Data shown:

━━━━━━━━━━

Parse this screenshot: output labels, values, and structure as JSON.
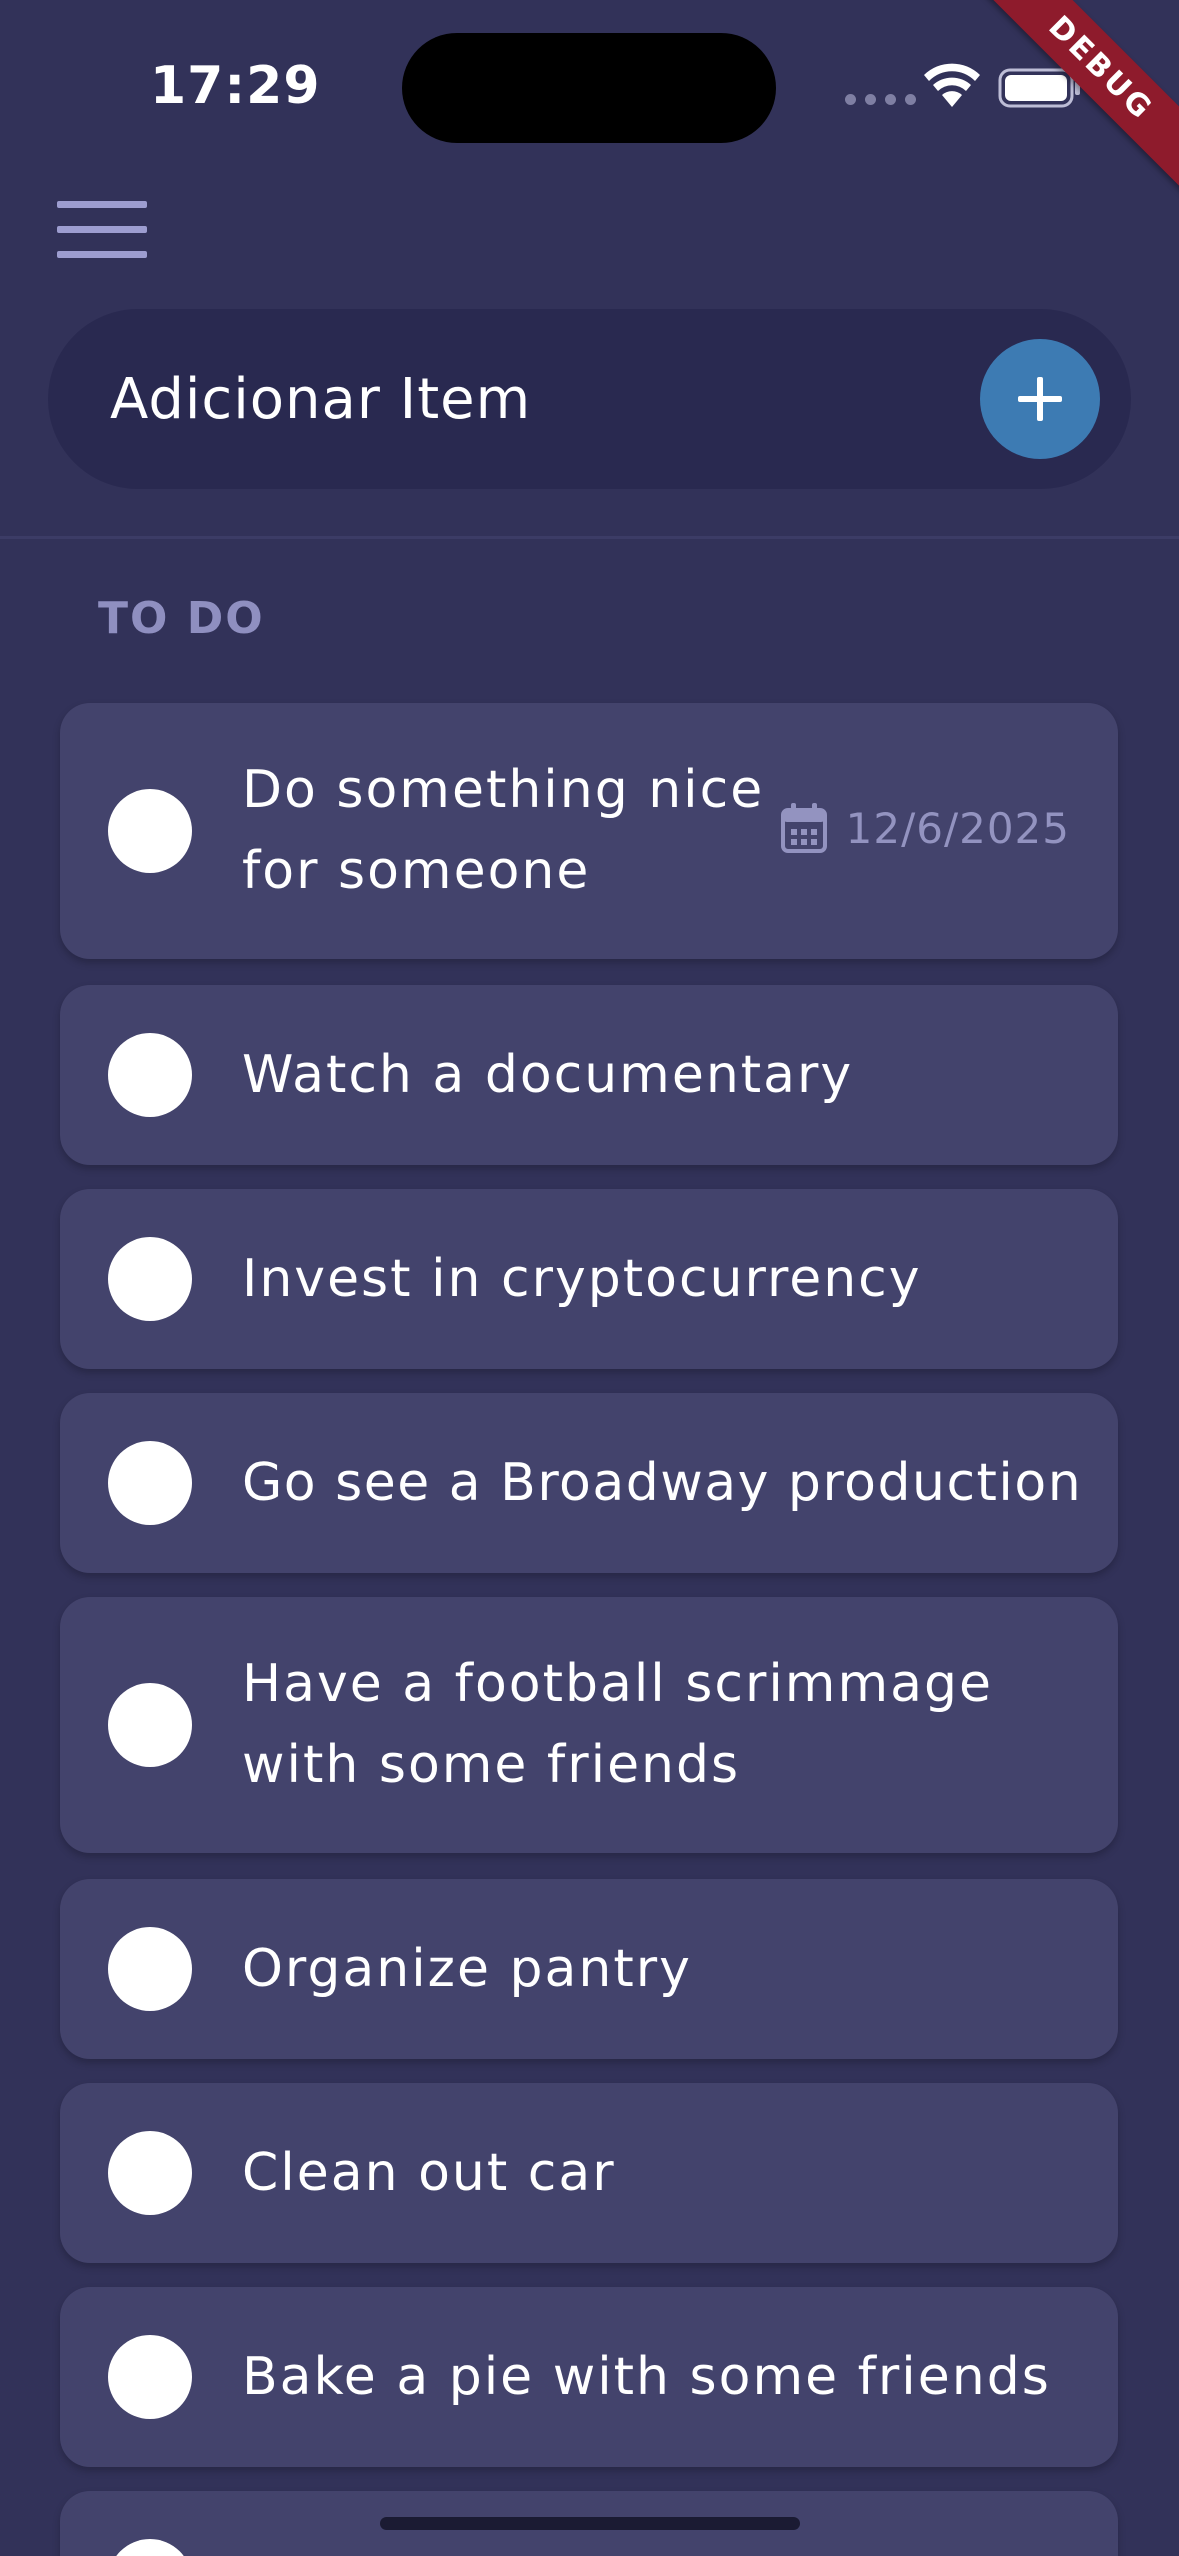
{
  "status_bar": {
    "time": "17:29",
    "debug_banner": "DEBUG"
  },
  "header": {
    "menu_icon": "menu-icon"
  },
  "add_item": {
    "placeholder": "Adicionar Item",
    "button_icon": "plus-icon",
    "button_color": "#3d7bb3"
  },
  "section": {
    "title": "TO DO"
  },
  "tasks": [
    {
      "lines": [
        "Do something nice",
        "for someone"
      ],
      "date": "12/6/2025",
      "date_icon": "calendar-icon"
    },
    {
      "lines": [
        "Watch a documentary"
      ]
    },
    {
      "lines": [
        "Invest in cryptocurrency"
      ]
    },
    {
      "lines": [
        "Go see a Broadway production"
      ]
    },
    {
      "lines": [
        "Have a football scrimmage",
        "with some friends"
      ]
    },
    {
      "lines": [
        "Organize pantry"
      ]
    },
    {
      "lines": [
        "Clean out car"
      ]
    },
    {
      "lines": [
        "Bake a pie with some friends"
      ]
    }
  ],
  "colors": {
    "background": "#323259",
    "card": "#43436c",
    "input_bar": "#292950",
    "section_title": "#8f8fc0",
    "debug_banner": "#8e1b2c"
  }
}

━━━━━━━━━━

Do this: Collect each line above holding the string "with".

Exercise answer:
        "with some friends"
        "Bake a pie with some friends"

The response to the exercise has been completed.